- Items from a figure collection
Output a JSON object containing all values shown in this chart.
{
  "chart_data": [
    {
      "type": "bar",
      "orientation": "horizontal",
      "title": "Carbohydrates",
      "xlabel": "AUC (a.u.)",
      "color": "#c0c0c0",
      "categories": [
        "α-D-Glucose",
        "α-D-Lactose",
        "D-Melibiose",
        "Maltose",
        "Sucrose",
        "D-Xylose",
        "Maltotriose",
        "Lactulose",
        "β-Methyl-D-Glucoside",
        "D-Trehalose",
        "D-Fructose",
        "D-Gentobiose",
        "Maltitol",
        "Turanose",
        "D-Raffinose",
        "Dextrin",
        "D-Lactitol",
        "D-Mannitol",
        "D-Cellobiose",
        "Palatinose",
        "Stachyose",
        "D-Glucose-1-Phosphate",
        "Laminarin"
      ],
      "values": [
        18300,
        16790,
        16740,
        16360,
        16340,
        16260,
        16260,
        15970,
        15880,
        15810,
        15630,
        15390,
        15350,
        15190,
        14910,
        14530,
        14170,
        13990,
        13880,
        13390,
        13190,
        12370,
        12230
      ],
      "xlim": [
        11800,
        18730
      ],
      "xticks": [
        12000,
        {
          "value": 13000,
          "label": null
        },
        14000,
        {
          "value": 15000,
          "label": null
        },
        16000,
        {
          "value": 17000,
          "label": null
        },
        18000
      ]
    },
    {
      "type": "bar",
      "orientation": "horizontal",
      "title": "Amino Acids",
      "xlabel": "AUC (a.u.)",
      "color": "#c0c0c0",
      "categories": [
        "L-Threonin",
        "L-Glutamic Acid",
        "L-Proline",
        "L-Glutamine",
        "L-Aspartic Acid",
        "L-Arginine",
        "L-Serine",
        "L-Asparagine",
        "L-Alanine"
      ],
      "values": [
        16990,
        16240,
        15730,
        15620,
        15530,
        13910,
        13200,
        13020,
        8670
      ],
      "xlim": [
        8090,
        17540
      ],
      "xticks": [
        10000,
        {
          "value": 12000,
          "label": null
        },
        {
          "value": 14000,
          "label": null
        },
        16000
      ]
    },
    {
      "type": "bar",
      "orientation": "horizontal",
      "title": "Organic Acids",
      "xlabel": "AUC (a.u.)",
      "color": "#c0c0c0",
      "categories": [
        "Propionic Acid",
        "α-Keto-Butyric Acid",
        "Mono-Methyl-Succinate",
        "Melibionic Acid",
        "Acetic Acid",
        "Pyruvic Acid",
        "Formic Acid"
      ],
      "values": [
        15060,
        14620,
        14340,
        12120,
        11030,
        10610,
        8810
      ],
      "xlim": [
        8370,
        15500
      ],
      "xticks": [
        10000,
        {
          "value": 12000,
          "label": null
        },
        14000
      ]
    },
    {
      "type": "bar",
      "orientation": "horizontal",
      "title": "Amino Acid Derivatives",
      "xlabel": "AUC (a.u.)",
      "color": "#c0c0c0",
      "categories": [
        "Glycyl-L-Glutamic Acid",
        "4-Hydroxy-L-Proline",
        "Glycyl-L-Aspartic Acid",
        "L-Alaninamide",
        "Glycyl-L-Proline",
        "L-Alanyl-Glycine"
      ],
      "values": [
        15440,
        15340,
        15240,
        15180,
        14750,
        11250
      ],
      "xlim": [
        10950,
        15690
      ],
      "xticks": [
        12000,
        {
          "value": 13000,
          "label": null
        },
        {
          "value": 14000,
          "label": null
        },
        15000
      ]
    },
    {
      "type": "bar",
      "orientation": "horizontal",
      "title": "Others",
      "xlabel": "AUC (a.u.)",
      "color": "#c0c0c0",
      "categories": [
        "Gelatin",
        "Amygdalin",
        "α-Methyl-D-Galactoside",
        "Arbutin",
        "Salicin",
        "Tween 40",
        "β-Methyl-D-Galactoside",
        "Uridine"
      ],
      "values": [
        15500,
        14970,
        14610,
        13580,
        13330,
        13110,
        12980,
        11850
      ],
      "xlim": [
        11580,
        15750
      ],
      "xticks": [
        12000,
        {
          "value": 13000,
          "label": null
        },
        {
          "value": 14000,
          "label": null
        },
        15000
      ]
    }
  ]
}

- Exercise details
Pull out each line containing the word "Glutamic" and copy it.

- Solution below
        "L-Glutamic Acid",
        "Glycyl-L-Glutamic Acid",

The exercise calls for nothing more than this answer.